● **Problem**
Every line below that contains the word "feature" must be copied.

Source records:
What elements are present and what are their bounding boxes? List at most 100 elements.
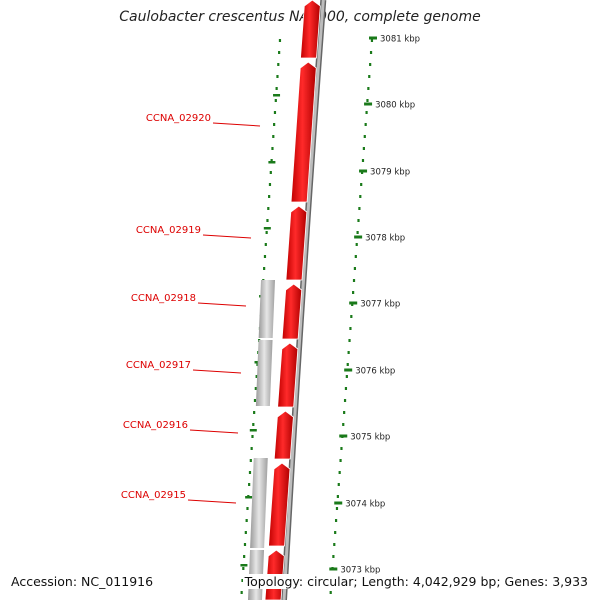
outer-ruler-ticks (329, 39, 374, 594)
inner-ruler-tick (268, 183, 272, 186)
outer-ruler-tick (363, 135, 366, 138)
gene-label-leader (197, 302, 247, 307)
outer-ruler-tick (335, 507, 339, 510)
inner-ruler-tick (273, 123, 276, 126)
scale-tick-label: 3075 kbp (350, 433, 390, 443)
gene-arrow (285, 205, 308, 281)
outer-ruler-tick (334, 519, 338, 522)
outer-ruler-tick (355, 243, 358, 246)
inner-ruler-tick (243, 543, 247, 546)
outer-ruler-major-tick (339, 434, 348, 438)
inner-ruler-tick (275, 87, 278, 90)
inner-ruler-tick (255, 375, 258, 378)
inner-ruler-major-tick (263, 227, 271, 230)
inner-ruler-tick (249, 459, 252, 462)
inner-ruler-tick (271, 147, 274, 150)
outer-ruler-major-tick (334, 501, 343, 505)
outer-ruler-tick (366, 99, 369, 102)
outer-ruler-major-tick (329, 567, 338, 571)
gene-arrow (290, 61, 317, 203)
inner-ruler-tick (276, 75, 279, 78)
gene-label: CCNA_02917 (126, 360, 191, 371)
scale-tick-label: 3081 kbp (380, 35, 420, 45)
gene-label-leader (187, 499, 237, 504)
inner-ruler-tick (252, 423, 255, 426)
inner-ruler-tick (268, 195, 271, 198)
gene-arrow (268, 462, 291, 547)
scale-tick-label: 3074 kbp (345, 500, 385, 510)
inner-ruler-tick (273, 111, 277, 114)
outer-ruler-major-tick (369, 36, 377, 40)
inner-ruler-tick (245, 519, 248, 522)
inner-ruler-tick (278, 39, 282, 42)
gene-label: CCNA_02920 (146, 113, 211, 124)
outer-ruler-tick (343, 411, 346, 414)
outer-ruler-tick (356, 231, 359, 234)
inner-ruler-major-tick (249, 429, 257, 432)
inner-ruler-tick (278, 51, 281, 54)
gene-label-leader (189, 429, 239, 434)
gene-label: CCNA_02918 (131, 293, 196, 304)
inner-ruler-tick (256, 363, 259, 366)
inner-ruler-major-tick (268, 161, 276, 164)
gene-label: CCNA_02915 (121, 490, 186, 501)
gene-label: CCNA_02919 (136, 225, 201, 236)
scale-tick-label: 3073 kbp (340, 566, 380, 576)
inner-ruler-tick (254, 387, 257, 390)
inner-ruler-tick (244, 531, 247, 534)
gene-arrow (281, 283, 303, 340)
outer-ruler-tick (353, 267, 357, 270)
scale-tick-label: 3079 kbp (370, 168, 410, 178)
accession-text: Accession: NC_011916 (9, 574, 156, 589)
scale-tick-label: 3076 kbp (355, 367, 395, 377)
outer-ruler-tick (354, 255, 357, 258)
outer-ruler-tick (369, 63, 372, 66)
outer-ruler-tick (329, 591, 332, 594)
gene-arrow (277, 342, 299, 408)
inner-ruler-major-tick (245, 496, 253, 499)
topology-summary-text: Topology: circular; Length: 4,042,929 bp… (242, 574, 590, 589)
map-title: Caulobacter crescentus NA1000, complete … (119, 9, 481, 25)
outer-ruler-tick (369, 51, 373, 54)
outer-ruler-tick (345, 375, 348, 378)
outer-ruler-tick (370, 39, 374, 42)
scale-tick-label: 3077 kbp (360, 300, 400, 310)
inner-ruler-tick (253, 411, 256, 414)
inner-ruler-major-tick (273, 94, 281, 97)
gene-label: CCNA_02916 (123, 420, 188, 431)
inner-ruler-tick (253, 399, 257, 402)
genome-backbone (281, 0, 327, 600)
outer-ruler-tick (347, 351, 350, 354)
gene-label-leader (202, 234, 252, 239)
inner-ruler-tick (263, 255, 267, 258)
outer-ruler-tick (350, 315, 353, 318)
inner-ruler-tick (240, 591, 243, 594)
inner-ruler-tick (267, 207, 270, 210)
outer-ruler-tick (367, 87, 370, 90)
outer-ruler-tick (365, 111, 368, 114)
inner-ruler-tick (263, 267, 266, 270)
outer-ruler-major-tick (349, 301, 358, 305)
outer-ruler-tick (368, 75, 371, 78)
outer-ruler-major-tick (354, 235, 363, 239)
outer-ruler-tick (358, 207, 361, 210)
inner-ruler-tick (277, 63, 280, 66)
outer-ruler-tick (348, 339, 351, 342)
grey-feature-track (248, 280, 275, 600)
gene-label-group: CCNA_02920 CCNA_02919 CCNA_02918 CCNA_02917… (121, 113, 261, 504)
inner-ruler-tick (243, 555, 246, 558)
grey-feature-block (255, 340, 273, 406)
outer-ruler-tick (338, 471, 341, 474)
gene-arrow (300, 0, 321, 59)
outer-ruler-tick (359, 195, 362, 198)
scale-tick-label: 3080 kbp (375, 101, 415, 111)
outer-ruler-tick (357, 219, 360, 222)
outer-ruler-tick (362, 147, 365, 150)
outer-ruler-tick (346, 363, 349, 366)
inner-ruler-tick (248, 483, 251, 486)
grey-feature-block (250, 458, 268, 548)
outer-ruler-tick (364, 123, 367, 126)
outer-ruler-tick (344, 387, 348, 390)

● **Task response**
grey-feature-track (248, 280, 275, 600)
grey-feature-block (255, 340, 273, 406)
grey-feature-block (250, 458, 268, 548)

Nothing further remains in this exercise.